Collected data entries
===============
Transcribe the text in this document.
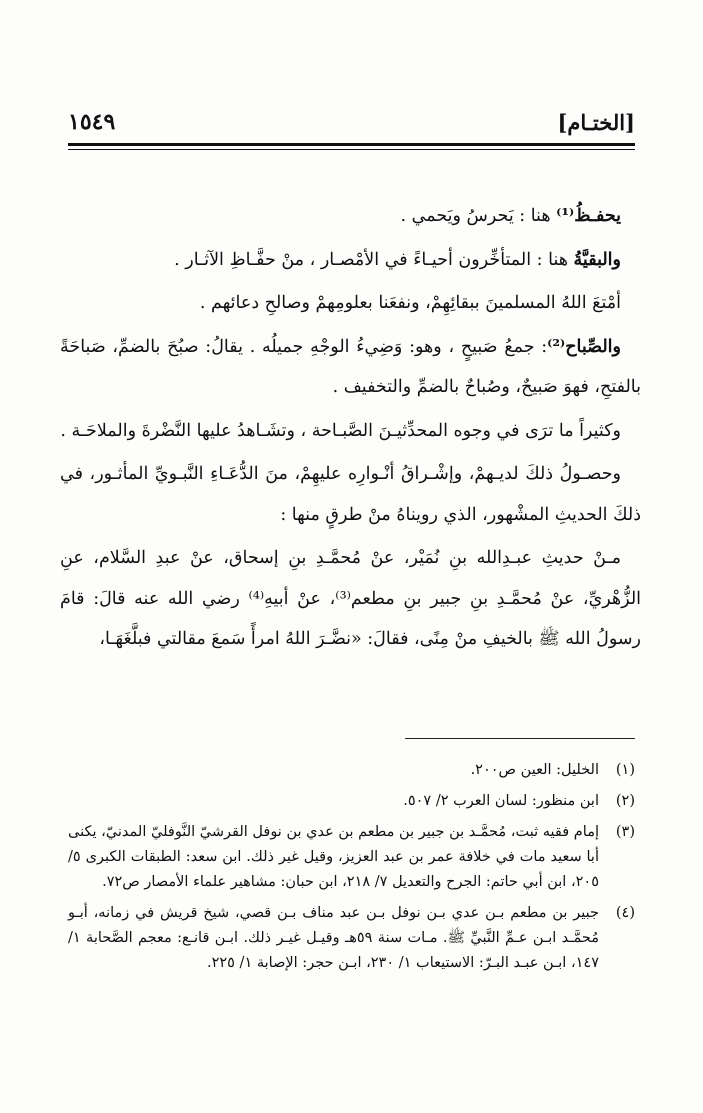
[الختـام]
١٥٤٩

يحفـظُ⁽¹⁾ هنا : يَحرسُ ويَحمي .

والبقيَّةُ هنا : المتأخِّرون أحيـاءً في الأمْصـار ، منْ حفَّـاظِ الآثـار .

أمْتعَ اللهُ المسلمينَ ببقائِهِمْ، ونفعَنا بعلومِهمْ وصالحِ دعائهم .

والصِّباح⁽²⁾: جمعُ صَبيحٍ ، وهو: وَضِيءُ الوجْهِ جميلُه . يقالُ: صبُحَ بالضمِّ، صَباحَةً بالفتحِ، فهوَ صَبيحٌ، وصُباحٌ بالضمِّ والتخفيف .

وكثيراً ما ترَى في وجوه المحدِّثيـنَ الصَّبـاحة ، وتشَـاهدُ عليها النَّضْرةَ والملاحَـة .

وحصـولُ ذلكَ لديـهمْ، وإشْـراقُ أنْـوارِه عليهِمْ، منَ الدُّعَـاءِ النَّبـويِّ المأثـور، في ذلكَ الحديثِ المشْهور، الذي رويناهُ منْ طرقٍ منها :

مـنْ حديثِ عبـدِالله بنِ نُمَيْر، عنْ مُحمَّـدِ بنِ إسحاق، عنْ عبدِ السَّلام، عنِ الزُّهْريِّ، عنْ مُحمَّـدِ بنِ جبير بنِ مطعم⁽³⁾، عنْ أبيهِ⁽⁴⁾ رضي الله عنه قالَ: قامَ رسولُ الله ﷺ بالخيفِ منْ مِنًى، فقالَ: «نضَّـرَ اللهُ امرأً سَمعَ مقالتي فبلَّغَهَـا،

(١)
الخليل: العين ص٢٠٠.
(٢)
ابن منظور: لسان العرب ٢/ ٥٠٧.
(٣)
إمام فقيه ثبت، مُحمَّـد بن جبير بن مطعم بن عدي بن نوفل القرشيّ النَّوفليّ المدنيّ، يكنى أبا سعيد مات في خلافة عمر بن عبد العزيز، وقيل غير ذلك. ابن سعد: الطبقات الكبرى ٥/ ٢٠٥، ابن أبي حاتم: الجرح والتعديل ٧/ ٢١٨، ابن حبان: مشاهير علماء الأمصار ص٧٢.
(٤)
جبير بن مطعم بـن عدي بـن نوفل بـن عبد مناف بـن قصي، شيخ قريش في زمانه، أبـو مُحمَّـد ابـن عـمِّ النَّبيِّ ﷺ. مـات سنة ٥٩هـ وقيـل غيـر ذلك. ابـن قانـع: معجم الصَّحابة ١/ ١٤٧، ابـن عبـد البـرّ: الاستيعاب ١/ ٢٣٠، ابـن حجر: الإصابة ١/ ٢٢٥.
===============
- WORK TO COMPLETE:
Return solely the number of lines in the data that include the word "الله".

- ANSWER TO THE TASK:
2